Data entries
[START]

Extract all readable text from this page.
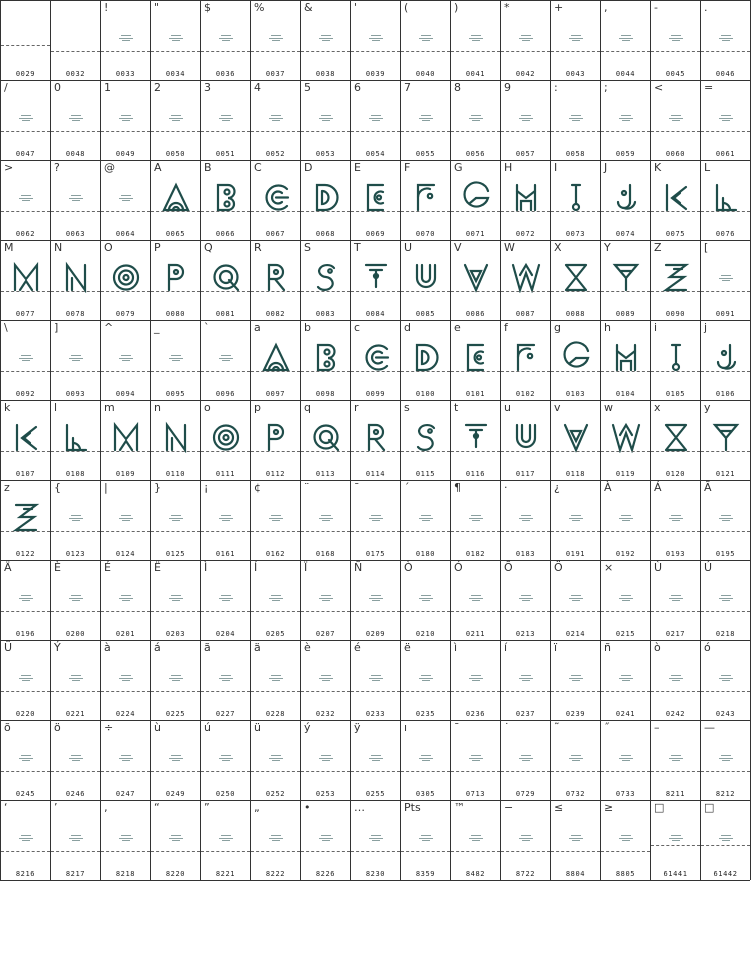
0029	0032
!
0033
"
0034
$
0036
%
0037
&
0038
'
0039
(
0040
)
0041
*
0042
+
0043
,
0044
-
0045
.
0046
/
0047
0
0048
1
0049
2
0050
3
0051
4
0052
5
0053
6
0054
7
0055
8
0056
9
0057
:
0058
;
0059
<
0060
=
0061
>
0062
?
0063
@
0064
A
0065
B
0066
C
0067
D
0068
E
0069
F
0070
G
0071
H
0072
I
0073
J
0074
K
0075
L
0076
M
0077
N
0078
O
0079
P
0080
Q
0081
R
0082
S
0083
T
0084
U
0085
V
0086
W
0087
X
0088
Y
0089
Z
0090
[
0091
\
0092
]
0093
^
0094
_
0095
`
0096
a
0097
b
0098
c
0099
d
0100
e
0101
f
0102
g
0103
h
0104
i
0105
j
0106
k
0107
l
0108
m
0109
n
0110
o
0111
p
0112
q
0113
r
0114
s
0115
t
0116
u
0117
v
0118
w
0119
x
0120
y
0121
z
0122
{
0123
|
0124
}
0125
¡
0161
¢
0162
¨
0168
¯
0175
´
0180
¶
0182
·
0183
¿
0191
À
0192
Á
0193
Ã
0195
Ä
0196
È
0200
É
0201
Ë
0203
Ì
0204
Í
0205
Ï
0207
Ñ
0209
Ò
0210
Ó
0211
Õ
0213
Ö
0214
×
0215
Ù
0217
Ú
0218
Ü
0220
Ý
0221
à
0224
á
0225
ã
0227
ä
0228
è
0232
é
0233
ë
0235
ì
0236
í
0237
ï
0239
ñ
0241
ò
0242
ó
0243
õ
0245
ö
0246
÷
0247
ù
0249
ú
0250
ü
0252
ý
0253
ÿ
0255
ı
0305
ˉ
0713
˙
0729
˜
0732
˝
0733
–
8211
—
8212
‘
8216
’
8217
‚
8218
“
8220
”
8221
„
8222
•
8226
…
8230
Pts
8359
™
8482
−
8722
≤
8804
≥
8805
□
61441
□
61442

[END]

» **DESCRIPTION OF THE TASK**: Transcribe the material exactly, leaving every picture out.

» **ANSWER TO THE EXERCISE**:
Extract all readable text from this page.
0029	0032
!
0033
"
0034
$
0036
%
0037
&
0038
'
0039
(
0040
)
0041
*
0042
+
0043
,
0044
-
0045
.
0046
/
0047
0
0048
1
0049
2
0050
3
0051
4
0052
5
0053
6
0054
7
0055
8
0056
9
0057
:
0058
;
0059
<
0060
=
0061
>
0062
?
0063
@
0064
A
0065
B
0066
C
0067
D
0068
E
0069
F
0070
G
0071
H
0072
I
0073
J
0074
K
0075
L
0076
M
0077
N
0078
O
0079
P
0080
Q
0081
R
0082
S
0083
T
0084
U
0085
V
0086
W
0087
X
0088
Y
0089
Z
0090
[
0091
\
0092
]
0093
^
0094
_
0095
`
0096
a
0097
b
0098
c
0099
d
0100
e
0101
f
0102
g
0103
h
0104
i
0105
j
0106
k
0107
l
0108
m
0109
n
0110
o
0111
p
0112
q
0113
r
0114
s
0115
t
0116
u
0117
v
0118
w
0119
x
0120
y
0121
z
0122
{
0123
|
0124
}
0125
¡
0161
¢
0162
¨
0168
¯
0175
´
0180
¶
0182
·
0183
¿
0191
À
0192
Á
0193
Ã
0195
Ä
0196
È
0200
É
0201
Ë
0203
Ì
0204
Í
0205
Ï
0207
Ñ
0209
Ò
0210
Ó
0211
Õ
0213
Ö
0214
×
0215
Ù
0217
Ú
0218
Ü
0220
Ý
0221
à
0224
á
0225
ã
0227
ä
0228
è
0232
é
0233
ë
0235
ì
0236
í
0237
ï
0239
ñ
0241
ò
0242
ó
0243
õ
0245
ö
0246
÷
0247
ù
0249
ú
0250
ü
0252
ý
0253
ÿ
0255
ı
0305
ˉ
0713
˙
0729
˜
0732
˝
0733
–
8211
—
8212
‘
8216
’
8217
‚
8218
“
8220
”
8221
„
8222
•
8226
…
8230
Pts
8359
™
8482
−
8722
≤
8804
≥
8805
□
61441
□
61442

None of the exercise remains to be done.